====== DATA SUPPLIED ======

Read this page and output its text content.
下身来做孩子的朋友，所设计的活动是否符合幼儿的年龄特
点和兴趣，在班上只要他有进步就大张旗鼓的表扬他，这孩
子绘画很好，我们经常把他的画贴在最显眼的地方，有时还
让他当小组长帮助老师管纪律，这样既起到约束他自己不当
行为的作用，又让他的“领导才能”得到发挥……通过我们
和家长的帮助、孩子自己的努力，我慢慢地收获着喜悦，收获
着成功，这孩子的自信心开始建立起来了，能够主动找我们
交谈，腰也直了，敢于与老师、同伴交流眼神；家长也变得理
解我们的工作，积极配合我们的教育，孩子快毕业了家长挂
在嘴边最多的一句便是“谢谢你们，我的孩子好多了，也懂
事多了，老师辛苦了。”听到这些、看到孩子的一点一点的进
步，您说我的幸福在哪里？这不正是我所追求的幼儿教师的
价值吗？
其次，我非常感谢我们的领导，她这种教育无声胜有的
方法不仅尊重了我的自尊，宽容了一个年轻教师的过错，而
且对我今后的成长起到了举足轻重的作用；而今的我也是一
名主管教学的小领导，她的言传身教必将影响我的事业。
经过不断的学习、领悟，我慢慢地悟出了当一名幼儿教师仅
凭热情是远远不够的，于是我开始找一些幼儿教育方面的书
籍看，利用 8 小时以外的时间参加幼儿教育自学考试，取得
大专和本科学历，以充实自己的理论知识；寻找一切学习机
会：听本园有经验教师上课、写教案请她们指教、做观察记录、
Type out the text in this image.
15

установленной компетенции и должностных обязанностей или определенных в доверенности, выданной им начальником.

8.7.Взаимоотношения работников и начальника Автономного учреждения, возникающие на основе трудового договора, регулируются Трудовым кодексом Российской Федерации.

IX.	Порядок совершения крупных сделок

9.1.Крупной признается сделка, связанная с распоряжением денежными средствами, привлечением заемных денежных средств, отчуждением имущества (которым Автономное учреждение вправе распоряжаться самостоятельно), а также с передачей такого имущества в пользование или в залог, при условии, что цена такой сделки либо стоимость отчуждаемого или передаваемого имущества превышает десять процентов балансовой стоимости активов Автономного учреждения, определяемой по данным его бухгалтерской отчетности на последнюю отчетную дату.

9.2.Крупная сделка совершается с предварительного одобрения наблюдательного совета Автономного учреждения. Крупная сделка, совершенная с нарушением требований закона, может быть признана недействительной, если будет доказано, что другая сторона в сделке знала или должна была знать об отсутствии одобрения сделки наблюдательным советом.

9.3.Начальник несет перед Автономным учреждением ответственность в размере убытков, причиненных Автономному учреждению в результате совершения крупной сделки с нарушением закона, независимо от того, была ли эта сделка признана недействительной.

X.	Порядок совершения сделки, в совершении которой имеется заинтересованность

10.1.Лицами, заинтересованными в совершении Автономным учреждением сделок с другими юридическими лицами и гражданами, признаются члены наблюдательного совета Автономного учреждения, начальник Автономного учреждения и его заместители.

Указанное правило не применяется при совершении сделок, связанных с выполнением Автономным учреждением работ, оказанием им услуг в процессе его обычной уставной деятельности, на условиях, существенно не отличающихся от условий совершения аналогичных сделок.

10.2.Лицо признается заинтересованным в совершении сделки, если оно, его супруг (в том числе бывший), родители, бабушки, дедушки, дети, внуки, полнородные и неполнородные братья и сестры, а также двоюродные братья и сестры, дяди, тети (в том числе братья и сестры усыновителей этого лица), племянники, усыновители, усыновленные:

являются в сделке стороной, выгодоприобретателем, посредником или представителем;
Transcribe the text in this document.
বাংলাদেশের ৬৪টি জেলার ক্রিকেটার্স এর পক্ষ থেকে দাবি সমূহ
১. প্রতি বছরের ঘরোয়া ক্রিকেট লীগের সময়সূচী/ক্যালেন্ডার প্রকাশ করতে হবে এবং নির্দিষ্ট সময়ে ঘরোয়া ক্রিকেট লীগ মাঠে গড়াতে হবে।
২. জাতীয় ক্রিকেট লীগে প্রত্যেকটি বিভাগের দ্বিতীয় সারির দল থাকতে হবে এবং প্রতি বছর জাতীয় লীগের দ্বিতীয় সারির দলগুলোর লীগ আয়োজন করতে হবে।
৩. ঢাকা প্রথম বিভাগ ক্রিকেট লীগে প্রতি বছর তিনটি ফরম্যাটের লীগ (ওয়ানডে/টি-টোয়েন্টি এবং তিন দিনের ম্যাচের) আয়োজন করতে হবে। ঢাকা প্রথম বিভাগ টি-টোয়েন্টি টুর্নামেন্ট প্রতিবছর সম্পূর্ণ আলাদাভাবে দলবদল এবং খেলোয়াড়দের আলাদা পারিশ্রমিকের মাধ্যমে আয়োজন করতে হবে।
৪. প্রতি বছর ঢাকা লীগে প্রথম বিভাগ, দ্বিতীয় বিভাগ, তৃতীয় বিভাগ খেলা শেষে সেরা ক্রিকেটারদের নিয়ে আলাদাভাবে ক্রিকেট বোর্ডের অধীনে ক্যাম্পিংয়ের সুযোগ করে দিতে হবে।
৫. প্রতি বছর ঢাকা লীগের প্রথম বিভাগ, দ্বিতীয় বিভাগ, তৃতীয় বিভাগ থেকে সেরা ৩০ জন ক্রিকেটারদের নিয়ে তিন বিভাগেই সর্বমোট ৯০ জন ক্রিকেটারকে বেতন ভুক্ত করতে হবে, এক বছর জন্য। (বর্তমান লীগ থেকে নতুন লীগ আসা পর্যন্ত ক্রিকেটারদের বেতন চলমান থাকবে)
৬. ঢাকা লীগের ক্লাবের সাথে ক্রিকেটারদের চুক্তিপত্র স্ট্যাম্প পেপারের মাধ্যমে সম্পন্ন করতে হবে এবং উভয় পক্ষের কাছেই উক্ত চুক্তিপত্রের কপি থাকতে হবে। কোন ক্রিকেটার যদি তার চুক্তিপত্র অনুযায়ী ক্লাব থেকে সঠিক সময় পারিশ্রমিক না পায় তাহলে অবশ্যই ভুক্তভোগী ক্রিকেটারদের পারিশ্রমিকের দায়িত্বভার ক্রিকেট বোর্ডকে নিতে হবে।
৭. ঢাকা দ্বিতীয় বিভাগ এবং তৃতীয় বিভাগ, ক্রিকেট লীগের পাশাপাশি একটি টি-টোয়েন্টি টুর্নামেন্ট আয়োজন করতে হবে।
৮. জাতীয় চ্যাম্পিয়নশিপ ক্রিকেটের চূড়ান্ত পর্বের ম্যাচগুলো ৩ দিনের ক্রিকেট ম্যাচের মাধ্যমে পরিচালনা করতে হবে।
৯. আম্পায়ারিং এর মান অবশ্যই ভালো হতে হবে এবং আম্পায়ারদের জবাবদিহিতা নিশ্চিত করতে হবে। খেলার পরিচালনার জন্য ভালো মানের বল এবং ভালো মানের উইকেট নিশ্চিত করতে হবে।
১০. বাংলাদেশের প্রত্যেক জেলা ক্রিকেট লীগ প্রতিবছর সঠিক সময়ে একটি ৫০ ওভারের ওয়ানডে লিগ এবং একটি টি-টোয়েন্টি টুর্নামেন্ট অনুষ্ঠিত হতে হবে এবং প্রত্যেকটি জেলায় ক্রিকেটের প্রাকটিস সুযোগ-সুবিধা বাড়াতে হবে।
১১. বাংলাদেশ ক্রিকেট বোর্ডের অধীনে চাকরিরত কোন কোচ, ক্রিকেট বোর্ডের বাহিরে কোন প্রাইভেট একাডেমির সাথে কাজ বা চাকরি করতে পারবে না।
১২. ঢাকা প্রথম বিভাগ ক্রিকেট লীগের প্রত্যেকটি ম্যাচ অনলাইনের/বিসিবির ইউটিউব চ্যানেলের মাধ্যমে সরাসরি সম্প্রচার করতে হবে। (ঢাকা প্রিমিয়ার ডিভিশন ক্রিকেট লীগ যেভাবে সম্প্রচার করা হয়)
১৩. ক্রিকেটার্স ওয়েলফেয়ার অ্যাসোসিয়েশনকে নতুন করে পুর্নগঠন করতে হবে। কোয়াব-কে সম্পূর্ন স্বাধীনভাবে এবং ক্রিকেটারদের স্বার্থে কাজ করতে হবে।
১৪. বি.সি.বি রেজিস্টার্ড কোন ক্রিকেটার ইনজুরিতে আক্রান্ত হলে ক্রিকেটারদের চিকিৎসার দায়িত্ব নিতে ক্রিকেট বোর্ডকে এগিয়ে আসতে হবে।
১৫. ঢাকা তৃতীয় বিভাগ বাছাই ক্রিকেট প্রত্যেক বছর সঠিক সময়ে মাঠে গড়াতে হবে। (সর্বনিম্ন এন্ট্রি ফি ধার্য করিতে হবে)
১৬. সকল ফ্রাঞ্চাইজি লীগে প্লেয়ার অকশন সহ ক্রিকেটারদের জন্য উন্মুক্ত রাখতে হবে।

======

Show, from the listing above, each line that contains the word "Автономным".

EXPECTED ANSWER:
9.3.Начальник несет перед Автономным учреждением ответственность в размере убытков, причиненных Автономному учреждению в результате совершения крупной сделки с нарушением закона, независимо от того, была ли эта сделка признана недействительной.
10.1.Лицами, заинтересованными в совершении Автономным учреждением сделок с другими юридическими лицами и гражданами, признаются члены наблюдательного совета Автономного учреждения, начальник Автономного учреждения и его заместители.
Указанное правило не применяется при совершении сделок, связанных с выполнением Автономным учреждением работ, оказанием им услуг в процессе его обычной уставной деятельности, на условиях, существенно не отличающихся от условий совершения аналогичных сделок.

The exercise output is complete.